To do: Every line below is to be quoted exactly, with nothing added or dropped.

[Figure collection entries]

□ □ □ □ □ □ □

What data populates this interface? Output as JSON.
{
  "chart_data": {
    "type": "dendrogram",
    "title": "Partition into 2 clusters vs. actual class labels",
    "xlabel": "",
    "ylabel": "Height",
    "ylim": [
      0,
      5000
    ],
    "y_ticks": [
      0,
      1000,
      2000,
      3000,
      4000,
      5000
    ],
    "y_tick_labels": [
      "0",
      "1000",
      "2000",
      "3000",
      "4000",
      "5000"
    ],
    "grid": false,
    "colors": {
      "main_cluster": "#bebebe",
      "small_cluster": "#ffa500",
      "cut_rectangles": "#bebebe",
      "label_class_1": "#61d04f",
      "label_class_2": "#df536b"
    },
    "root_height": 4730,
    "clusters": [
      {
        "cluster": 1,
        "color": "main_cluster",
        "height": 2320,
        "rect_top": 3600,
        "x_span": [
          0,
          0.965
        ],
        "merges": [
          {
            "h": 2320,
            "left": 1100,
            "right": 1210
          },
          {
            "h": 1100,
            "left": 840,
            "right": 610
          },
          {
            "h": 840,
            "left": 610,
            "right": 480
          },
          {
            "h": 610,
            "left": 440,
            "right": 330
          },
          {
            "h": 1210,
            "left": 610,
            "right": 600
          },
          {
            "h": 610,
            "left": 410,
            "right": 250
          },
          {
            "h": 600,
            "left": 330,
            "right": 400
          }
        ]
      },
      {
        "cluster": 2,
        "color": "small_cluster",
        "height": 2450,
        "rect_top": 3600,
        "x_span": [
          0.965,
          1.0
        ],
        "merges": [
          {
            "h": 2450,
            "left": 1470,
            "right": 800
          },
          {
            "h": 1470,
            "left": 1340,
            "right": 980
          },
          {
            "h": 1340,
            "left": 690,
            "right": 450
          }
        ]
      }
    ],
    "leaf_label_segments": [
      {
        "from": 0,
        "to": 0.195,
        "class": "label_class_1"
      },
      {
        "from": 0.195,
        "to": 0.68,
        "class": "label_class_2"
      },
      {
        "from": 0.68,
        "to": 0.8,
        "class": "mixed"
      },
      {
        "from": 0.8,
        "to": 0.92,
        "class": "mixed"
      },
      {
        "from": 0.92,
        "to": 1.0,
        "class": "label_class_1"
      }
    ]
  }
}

□ □ □ □ □ □ □

Full response:
What data populates this interface? Output as JSON.
{
  "chart_data": {
    "type": "dendrogram",
    "title": "Partition into 2 clusters vs. actual class labels",
    "xlabel": "",
    "ylabel": "Height",
    "ylim": [
      0,
      5000
    ],
    "y_ticks": [
      0,
      1000,
      2000,
      3000,
      4000,
      5000
    ],
    "y_tick_labels": [
      "0",
      "1000",
      "2000",
      "3000",
      "4000",
      "5000"
    ],
    "grid": false,
    "colors": {
      "main_cluster": "#bebebe",
      "small_cluster": "#ffa500",
      "cut_rectangles": "#bebebe",
      "label_class_1": "#61d04f",
      "label_class_2": "#df536b"
    },
    "root_height": 4730,
    "clusters": [
      {
        "cluster": 1,
        "color": "main_cluster",
        "height": 2320,
        "rect_top": 3600,
        "x_span": [
          0,
          0.965
        ],
        "merges": [
          {
            "h": 2320,
            "left": 1100,
            "right": 1210
          },
          {
            "h": 1100,
            "left": 840,
            "right": 610
          },
          {
            "h": 840,
            "left": 610,
            "right": 480
          },
          {
            "h": 610,
            "left": 440,
            "right": 330
          },
          {
            "h": 1210,
            "left": 610,
            "right": 600
          },
          {
            "h": 610,
            "left": 410,
            "right": 250
          },
          {
            "h": 600,
            "left": 330,
            "right": 400
          }
        ]
      },
      {
        "cluster": 2,
        "color": "small_cluster",
        "height": 2450,
        "rect_top": 3600,
        "x_span": [
          0.965,
          1.0
        ],
        "merges": [
          {
            "h": 2450,
            "left": 1470,
            "right": 800
          },
          {
            "h": 1470,
            "left": 1340,
            "right": 980
          },
          {
            "h": 1340,
            "left": 690,
            "right": 450
          }
        ]
      }
    ],
    "leaf_label_segments": [
      {
        "from": 0,
        "to": 0.195,
        "class": "label_class_1"
      },
      {
        "from": 0.195,
        "to": 0.68,
        "class": "label_class_2"
      },
      {
        "from": 0.68,
        "to": 0.8,
        "class": "mixed"
      },
      {
        "from": 0.8,
        "to": 0.92,
        "class": "mixed"
      },
      {
        "from": 0.92,
        "to": 1.0,
        "class": "label_class_1"
      }
    ]
  }
}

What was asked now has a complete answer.